• WHAT TO DO
Give the number of lines containing "music" in this listing, with no other words.

::: DATA IN THIS EXERCISE :::

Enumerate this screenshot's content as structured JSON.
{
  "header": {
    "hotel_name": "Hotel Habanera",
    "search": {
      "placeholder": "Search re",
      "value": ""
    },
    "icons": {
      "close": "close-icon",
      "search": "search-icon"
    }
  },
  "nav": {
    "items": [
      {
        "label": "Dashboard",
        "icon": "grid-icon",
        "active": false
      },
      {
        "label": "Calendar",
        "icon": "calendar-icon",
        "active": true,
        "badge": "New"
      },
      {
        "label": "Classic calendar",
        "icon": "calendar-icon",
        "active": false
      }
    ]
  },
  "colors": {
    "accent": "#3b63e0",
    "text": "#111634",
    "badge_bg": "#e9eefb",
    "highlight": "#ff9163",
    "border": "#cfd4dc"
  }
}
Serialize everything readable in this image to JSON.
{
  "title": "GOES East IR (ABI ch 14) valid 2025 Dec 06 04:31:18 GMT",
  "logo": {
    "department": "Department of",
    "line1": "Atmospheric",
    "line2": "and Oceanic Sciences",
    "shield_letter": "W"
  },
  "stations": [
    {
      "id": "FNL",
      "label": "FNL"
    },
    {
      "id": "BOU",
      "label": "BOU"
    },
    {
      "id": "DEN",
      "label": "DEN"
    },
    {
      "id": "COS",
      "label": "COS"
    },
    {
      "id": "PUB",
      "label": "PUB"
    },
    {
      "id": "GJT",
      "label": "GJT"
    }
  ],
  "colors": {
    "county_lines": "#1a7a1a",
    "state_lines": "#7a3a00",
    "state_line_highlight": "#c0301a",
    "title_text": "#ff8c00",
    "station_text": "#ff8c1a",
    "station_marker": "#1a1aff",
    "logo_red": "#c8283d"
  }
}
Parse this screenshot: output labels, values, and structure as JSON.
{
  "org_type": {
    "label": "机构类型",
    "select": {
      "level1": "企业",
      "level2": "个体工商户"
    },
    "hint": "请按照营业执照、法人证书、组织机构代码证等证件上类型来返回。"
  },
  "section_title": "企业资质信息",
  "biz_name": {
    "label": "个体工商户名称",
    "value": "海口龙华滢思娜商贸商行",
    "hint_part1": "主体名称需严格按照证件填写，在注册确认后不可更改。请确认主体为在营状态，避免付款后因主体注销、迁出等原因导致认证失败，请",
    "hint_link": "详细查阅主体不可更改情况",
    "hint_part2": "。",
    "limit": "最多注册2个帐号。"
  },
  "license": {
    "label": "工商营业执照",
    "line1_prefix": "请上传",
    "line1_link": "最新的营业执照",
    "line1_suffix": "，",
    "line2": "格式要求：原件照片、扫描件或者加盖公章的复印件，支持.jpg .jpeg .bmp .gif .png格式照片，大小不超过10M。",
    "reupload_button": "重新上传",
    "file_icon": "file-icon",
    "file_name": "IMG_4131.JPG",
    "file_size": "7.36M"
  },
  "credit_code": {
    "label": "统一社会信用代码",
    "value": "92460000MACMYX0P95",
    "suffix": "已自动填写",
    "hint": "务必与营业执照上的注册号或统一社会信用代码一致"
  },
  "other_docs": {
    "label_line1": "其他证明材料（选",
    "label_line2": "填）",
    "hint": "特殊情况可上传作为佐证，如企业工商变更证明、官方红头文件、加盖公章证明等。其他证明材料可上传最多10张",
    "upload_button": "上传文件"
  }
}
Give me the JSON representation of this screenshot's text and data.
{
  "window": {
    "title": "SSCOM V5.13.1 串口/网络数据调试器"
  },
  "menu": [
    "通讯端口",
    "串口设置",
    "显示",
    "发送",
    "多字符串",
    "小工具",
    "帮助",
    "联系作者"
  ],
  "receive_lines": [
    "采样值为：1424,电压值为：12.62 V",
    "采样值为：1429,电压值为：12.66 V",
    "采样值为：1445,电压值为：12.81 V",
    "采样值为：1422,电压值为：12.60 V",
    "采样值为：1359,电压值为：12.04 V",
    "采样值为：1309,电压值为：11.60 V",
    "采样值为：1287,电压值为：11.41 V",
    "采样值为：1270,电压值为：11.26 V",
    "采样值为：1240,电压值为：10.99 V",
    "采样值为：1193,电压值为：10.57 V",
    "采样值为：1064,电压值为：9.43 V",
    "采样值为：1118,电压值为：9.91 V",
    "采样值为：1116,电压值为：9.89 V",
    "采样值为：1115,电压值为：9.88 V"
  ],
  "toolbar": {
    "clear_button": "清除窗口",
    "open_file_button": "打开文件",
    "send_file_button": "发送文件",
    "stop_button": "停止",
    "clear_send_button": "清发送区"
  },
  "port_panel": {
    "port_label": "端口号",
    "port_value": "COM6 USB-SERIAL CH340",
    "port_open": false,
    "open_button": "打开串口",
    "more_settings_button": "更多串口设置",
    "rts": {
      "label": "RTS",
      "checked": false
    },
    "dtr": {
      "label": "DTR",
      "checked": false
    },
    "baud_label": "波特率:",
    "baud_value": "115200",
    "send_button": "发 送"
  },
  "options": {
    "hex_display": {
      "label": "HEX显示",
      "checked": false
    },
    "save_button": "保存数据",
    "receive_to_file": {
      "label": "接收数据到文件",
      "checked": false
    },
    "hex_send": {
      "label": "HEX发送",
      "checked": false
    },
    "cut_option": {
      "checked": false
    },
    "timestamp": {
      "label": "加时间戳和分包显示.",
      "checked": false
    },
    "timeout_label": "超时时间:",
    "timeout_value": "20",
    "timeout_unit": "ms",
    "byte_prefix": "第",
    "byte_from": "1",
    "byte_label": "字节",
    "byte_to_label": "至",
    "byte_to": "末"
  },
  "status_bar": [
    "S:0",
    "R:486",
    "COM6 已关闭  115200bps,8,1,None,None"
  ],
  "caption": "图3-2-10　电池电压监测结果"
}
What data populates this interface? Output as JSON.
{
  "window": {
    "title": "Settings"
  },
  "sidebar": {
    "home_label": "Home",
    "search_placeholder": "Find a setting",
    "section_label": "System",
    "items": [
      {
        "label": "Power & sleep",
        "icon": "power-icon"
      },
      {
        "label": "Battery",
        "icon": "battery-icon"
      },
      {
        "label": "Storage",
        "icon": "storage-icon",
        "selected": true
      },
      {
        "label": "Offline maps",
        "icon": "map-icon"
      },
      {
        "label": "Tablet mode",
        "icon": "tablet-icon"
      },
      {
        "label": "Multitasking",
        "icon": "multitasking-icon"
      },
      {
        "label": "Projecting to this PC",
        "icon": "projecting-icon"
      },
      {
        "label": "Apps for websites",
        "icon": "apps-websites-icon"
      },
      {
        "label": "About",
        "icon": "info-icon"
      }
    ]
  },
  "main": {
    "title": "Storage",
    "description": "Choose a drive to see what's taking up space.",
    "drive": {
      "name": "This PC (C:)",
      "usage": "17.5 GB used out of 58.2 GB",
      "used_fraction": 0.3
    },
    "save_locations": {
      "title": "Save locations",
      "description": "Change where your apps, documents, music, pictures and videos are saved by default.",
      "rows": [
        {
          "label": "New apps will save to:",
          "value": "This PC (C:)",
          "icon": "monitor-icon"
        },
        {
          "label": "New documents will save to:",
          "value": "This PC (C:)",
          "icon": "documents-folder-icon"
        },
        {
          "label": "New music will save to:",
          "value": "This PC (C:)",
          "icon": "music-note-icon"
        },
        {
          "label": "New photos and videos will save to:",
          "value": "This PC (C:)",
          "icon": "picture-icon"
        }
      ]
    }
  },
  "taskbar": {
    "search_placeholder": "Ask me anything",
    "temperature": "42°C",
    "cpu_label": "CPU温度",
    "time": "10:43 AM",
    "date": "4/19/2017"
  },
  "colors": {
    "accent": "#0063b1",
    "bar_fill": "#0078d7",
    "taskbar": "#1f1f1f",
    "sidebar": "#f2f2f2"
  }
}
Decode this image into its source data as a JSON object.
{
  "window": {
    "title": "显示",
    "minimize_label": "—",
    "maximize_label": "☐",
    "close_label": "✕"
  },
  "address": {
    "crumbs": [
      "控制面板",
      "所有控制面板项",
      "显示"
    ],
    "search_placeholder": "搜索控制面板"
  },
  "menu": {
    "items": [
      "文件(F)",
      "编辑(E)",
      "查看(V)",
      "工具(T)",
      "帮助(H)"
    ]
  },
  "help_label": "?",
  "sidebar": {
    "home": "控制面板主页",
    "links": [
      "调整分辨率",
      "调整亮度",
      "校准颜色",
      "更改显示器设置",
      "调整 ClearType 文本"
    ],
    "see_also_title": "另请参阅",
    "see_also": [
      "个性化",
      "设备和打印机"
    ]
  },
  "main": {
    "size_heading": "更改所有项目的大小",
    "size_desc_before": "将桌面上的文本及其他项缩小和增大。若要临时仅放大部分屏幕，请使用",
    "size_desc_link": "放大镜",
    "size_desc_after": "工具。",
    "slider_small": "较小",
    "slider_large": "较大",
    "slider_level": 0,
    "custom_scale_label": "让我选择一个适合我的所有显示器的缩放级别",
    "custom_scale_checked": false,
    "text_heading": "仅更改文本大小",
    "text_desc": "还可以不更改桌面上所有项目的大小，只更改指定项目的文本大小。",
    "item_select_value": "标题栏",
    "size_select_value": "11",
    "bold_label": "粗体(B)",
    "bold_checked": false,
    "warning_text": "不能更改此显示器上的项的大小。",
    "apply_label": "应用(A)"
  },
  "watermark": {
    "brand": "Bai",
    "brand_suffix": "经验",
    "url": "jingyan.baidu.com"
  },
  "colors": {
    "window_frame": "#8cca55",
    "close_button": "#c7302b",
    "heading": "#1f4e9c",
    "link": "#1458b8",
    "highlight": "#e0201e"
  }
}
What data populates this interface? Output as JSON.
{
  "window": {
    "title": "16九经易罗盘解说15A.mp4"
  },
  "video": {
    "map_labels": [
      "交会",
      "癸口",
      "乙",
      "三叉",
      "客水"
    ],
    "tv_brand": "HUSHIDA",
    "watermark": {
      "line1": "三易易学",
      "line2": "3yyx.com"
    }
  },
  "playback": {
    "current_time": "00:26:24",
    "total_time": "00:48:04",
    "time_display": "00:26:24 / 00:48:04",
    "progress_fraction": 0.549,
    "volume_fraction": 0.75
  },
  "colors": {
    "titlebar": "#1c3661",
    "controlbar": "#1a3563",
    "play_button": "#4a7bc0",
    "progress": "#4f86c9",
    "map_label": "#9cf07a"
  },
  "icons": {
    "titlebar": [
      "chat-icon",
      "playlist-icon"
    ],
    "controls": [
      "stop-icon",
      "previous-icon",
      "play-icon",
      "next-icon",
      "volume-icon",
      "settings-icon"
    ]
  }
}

:::

• TASK OUTPUT
3